---- The data
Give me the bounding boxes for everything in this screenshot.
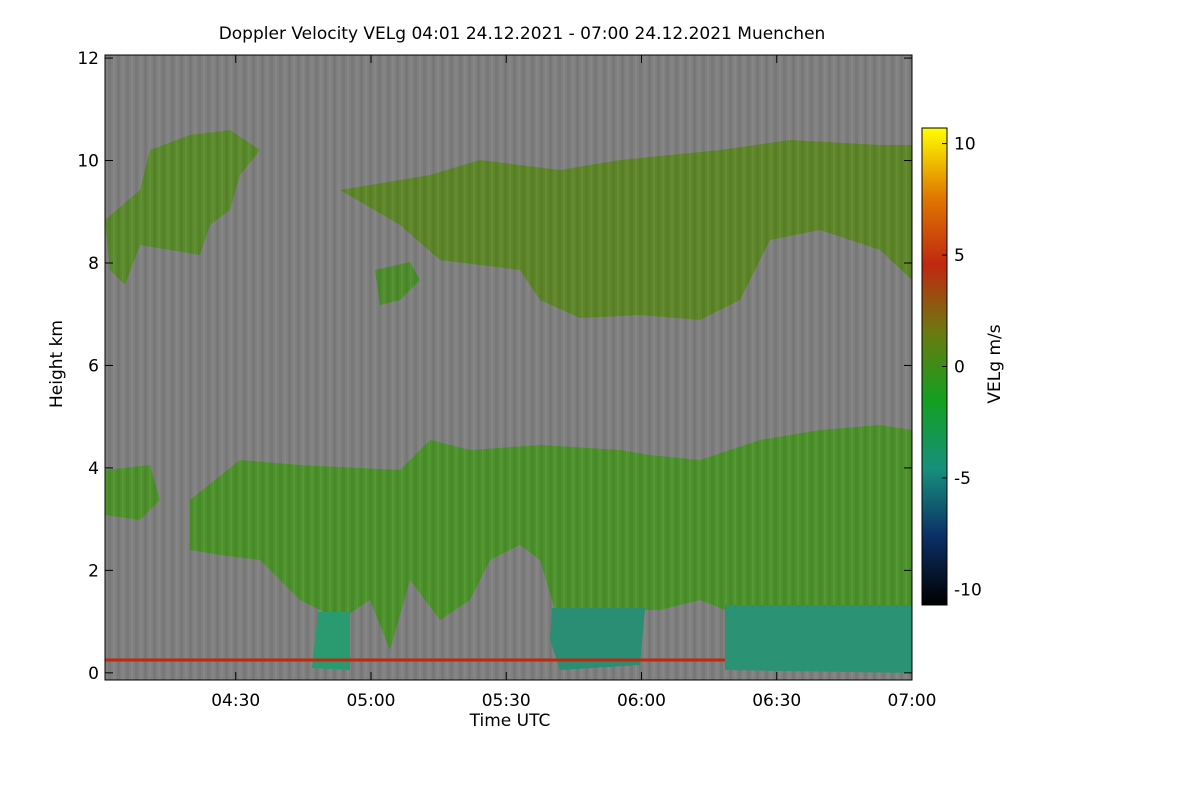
colorbar-tick-label: -10 — [954, 580, 982, 600]
x-tick-label: 04:30 — [211, 691, 260, 711]
colorbar-tick-label: 5 — [954, 246, 965, 266]
x-tick-label: 07:00 — [888, 691, 937, 711]
colorbar-tick-label: 0 — [954, 358, 965, 378]
y-tick-label: 0 — [88, 664, 99, 684]
x-tick-label: 06:30 — [752, 691, 801, 711]
plot-frame — [104, 54, 913, 681]
colorbar-tick-label: -5 — [954, 469, 971, 489]
y-axis-label: Height km — [47, 320, 67, 408]
y-tick-label: 10 — [77, 152, 99, 172]
y-tick-label: 8 — [88, 254, 99, 274]
velocity-field — [105, 55, 912, 680]
chart-title: Doppler Velocity VELg 04:01 24.12.2021 -… — [219, 24, 826, 44]
colorbar-tick-label: 10 — [954, 135, 976, 155]
y-tick-label: 4 — [88, 459, 99, 479]
colorbar-label: VELg m/s — [985, 324, 1005, 403]
x-axis-label: Time UTC — [469, 711, 551, 731]
x-tick-label: 06:00 — [617, 691, 666, 711]
y-tick-label: 12 — [77, 49, 99, 69]
y-tick-label: 2 — [88, 561, 99, 581]
y-tick-label: 6 — [88, 356, 99, 376]
x-tick-label: 05:30 — [482, 691, 531, 711]
x-tick-label: 05:00 — [346, 691, 395, 711]
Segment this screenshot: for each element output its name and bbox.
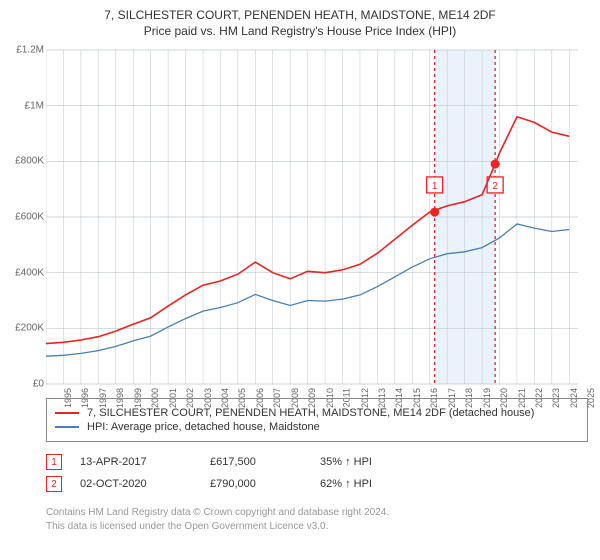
legend: 7, SILCHESTER COURT, PENENDEN HEATH, MAI… — [46, 398, 588, 442]
footer-attribution: Contains HM Land Registry data © Crown c… — [46, 506, 570, 533]
legend-swatch-hpi — [55, 426, 79, 428]
sale-row: 2 02-OCT-2020 £790,000 62% ↑ HPI — [46, 476, 570, 492]
footer-line: Contains HM Land Registry data © Crown c… — [46, 506, 570, 520]
y-tick-label: £1.2M — [16, 45, 44, 56]
legend-row: 7, SILCHESTER COURT, PENENDEN HEATH, MAI… — [55, 407, 579, 419]
title-subtitle: Price paid vs. HM Land Registry's House … — [0, 24, 600, 38]
sale-marker-2: 2 — [46, 476, 62, 492]
sale-pct: 35% ↑ HPI — [320, 456, 430, 468]
y-tick-label: £0 — [33, 379, 44, 390]
sale-date: 13-APR-2017 — [80, 456, 210, 468]
title-address: 7, SILCHESTER COURT, PENENDEN HEATH, MAI… — [0, 8, 600, 22]
y-tick-label: £200K — [15, 323, 44, 334]
legend-row: HPI: Average price, detached house, Maid… — [55, 421, 579, 433]
sale-date: 02-OCT-2020 — [80, 478, 210, 490]
y-tick-label: £800K — [15, 156, 44, 167]
y-tick-label: £600K — [15, 212, 44, 223]
svg-text:2: 2 — [492, 181, 498, 192]
sale-row: 1 13-APR-2017 £617,500 35% ↑ HPI — [46, 454, 570, 470]
footer-line: This data is licensed under the Open Gov… — [46, 520, 570, 534]
title-block: 7, SILCHESTER COURT, PENENDEN HEATH, MAI… — [0, 0, 600, 38]
chart-container: 7, SILCHESTER COURT, PENENDEN HEATH, MAI… — [0, 0, 600, 560]
sales-table: 1 13-APR-2017 £617,500 35% ↑ HPI 2 02-OC… — [46, 448, 570, 498]
y-tick-label: £1M — [25, 100, 44, 111]
y-tick-label: £400K — [15, 267, 44, 278]
sale-marker-1: 1 — [46, 454, 62, 470]
legend-swatch-property — [55, 412, 79, 414]
legend-label: 7, SILCHESTER COURT, PENENDEN HEATH, MAI… — [87, 407, 534, 419]
sale-pct: 62% ↑ HPI — [320, 478, 430, 490]
sale-price: £617,500 — [210, 456, 320, 468]
legend-label: HPI: Average price, detached house, Maid… — [87, 421, 320, 433]
svg-text:1: 1 — [432, 181, 438, 192]
sale-price: £790,000 — [210, 478, 320, 490]
price-chart: 12 — [46, 46, 586, 388]
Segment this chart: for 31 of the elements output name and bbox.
--------
Can you revise all the records above so that "y-tick-label" reads "y-axis-tick" everywhere, changing nothing else? Leave the pictures out of your answer.

Exercise result:
Give me the bounding boxes for everything in this screenshot.
colorbar-tick-label: -10 — [954, 580, 982, 600]
x-tick-label: 04:30 — [211, 691, 260, 711]
colorbar-tick-label: 5 — [954, 246, 965, 266]
x-tick-label: 07:00 — [888, 691, 937, 711]
colorbar-tick-label: 0 — [954, 358, 965, 378]
y-axis-tick: 0 — [88, 664, 99, 684]
x-tick-label: 06:30 — [752, 691, 801, 711]
plot-frame — [104, 54, 913, 681]
colorbar-tick-label: -5 — [954, 469, 971, 489]
y-axis-label: Height km — [47, 320, 67, 408]
y-axis-tick: 10 — [77, 152, 99, 172]
y-axis-tick: 8 — [88, 254, 99, 274]
velocity-field — [105, 55, 912, 680]
chart-title: Doppler Velocity VELg 04:01 24.12.2021 -… — [219, 24, 826, 44]
colorbar-tick-label: 10 — [954, 135, 976, 155]
y-axis-tick: 4 — [88, 459, 99, 479]
colorbar-label: VELg m/s — [985, 324, 1005, 403]
x-axis-label: Time UTC — [469, 711, 551, 731]
x-tick-label: 06:00 — [617, 691, 666, 711]
y-axis-tick: 12 — [77, 49, 99, 69]
y-axis-tick: 2 — [88, 561, 99, 581]
y-axis-tick: 6 — [88, 356, 99, 376]
x-tick-label: 05:30 — [482, 691, 531, 711]
x-tick-label: 05:00 — [346, 691, 395, 711]
Segment this screenshot: for each element output its name and bbox.
legend: 7, SILCHESTER COURT, PENENDEN HEATH, MAI… — [46, 398, 588, 442]
footer-attribution: Contains HM Land Registry data © Crown c… — [46, 506, 570, 533]
legend-swatch-hpi — [55, 426, 79, 428]
sale-row: 2 02-OCT-2020 £790,000 62% ↑ HPI — [46, 476, 570, 492]
footer-line: Contains HM Land Registry data © Crown c… — [46, 506, 570, 520]
y-axis-tick: £1.2M — [16, 45, 44, 56]
legend-row: 7, SILCHESTER COURT, PENENDEN HEATH, MAI… — [55, 407, 579, 419]
title-subtitle: Price paid vs. HM Land Registry's House … — [0, 24, 600, 38]
sale-marker-2: 2 — [46, 476, 62, 492]
sale-pct: 35% ↑ HPI — [320, 456, 430, 468]
y-axis-tick: £0 — [33, 379, 44, 390]
sale-date: 13-APR-2017 — [80, 456, 210, 468]
title-address: 7, SILCHESTER COURT, PENENDEN HEATH, MAI… — [0, 8, 600, 22]
y-axis-tick: £200K — [15, 323, 44, 334]
legend-row: HPI: Average price, detached house, Maid… — [55, 421, 579, 433]
sale-date: 02-OCT-2020 — [80, 478, 210, 490]
y-axis-tick: £800K — [15, 156, 44, 167]
y-axis-tick: £600K — [15, 212, 44, 223]
svg-text:2: 2 — [492, 181, 498, 192]
sale-row: 1 13-APR-2017 £617,500 35% ↑ HPI — [46, 454, 570, 470]
footer-line: This data is licensed under the Open Gov… — [46, 520, 570, 534]
title-block: 7, SILCHESTER COURT, PENENDEN HEATH, MAI… — [0, 0, 600, 38]
chart-container: 7, SILCHESTER COURT, PENENDEN HEATH, MAI… — [0, 0, 600, 560]
sales-table: 1 13-APR-2017 £617,500 35% ↑ HPI 2 02-OC… — [46, 448, 570, 498]
y-axis-tick: £1M — [25, 100, 44, 111]
y-axis-tick: £400K — [15, 267, 44, 278]
sale-marker-1: 1 — [46, 454, 62, 470]
legend-swatch-property — [55, 412, 79, 414]
legend-label: 7, SILCHESTER COURT, PENENDEN HEATH, MAI… — [87, 407, 534, 419]
sale-pct: 62% ↑ HPI — [320, 478, 430, 490]
sale-price: £617,500 — [210, 456, 320, 468]
legend-label: HPI: Average price, detached house, Maid… — [87, 421, 320, 433]
svg-text:1: 1 — [432, 181, 438, 192]
sale-price: £790,000 — [210, 478, 320, 490]
price-chart: 12 — [46, 46, 586, 388]
Segment this chart: for 31 of the elements output name and bbox.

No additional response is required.